Entries shown —
::::::::::

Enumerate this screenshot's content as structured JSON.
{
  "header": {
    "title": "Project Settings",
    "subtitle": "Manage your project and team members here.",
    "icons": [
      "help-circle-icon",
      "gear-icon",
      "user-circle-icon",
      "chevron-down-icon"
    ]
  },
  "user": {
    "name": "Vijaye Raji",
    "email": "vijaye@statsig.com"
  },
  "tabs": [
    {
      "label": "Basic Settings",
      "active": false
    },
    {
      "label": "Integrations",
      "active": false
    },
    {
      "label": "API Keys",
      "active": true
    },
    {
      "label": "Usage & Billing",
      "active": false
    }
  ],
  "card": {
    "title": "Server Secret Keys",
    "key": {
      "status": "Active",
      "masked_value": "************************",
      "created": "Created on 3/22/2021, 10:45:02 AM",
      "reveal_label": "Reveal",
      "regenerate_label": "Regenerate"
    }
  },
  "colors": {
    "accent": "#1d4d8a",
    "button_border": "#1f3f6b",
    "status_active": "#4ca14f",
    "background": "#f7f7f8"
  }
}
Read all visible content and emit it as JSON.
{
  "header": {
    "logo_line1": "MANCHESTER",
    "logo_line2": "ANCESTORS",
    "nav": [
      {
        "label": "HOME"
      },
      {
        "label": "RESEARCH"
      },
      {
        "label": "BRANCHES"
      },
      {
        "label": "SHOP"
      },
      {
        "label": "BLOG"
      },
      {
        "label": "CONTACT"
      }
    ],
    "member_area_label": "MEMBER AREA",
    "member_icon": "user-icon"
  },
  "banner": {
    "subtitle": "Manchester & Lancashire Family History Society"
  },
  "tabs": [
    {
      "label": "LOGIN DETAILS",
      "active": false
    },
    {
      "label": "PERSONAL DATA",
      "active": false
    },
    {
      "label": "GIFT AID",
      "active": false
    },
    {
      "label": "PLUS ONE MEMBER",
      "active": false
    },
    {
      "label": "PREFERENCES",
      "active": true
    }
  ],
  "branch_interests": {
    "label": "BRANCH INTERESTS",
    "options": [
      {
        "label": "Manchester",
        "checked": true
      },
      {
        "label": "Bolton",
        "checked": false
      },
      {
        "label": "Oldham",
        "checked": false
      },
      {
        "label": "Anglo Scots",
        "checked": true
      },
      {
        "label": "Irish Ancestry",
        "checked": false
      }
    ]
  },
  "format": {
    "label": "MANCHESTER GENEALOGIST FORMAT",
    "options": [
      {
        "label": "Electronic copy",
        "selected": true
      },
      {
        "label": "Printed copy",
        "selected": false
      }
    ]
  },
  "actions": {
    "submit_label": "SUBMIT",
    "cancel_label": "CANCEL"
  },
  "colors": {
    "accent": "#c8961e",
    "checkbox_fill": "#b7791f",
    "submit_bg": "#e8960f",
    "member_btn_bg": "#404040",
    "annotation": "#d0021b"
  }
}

::::::::::

Exercise directions —
Where a line holds "JSON", copy it out.

Finished exercise —
Enumerate this screenshot's content as structured JSON.
Read all visible content and emit it as JSON.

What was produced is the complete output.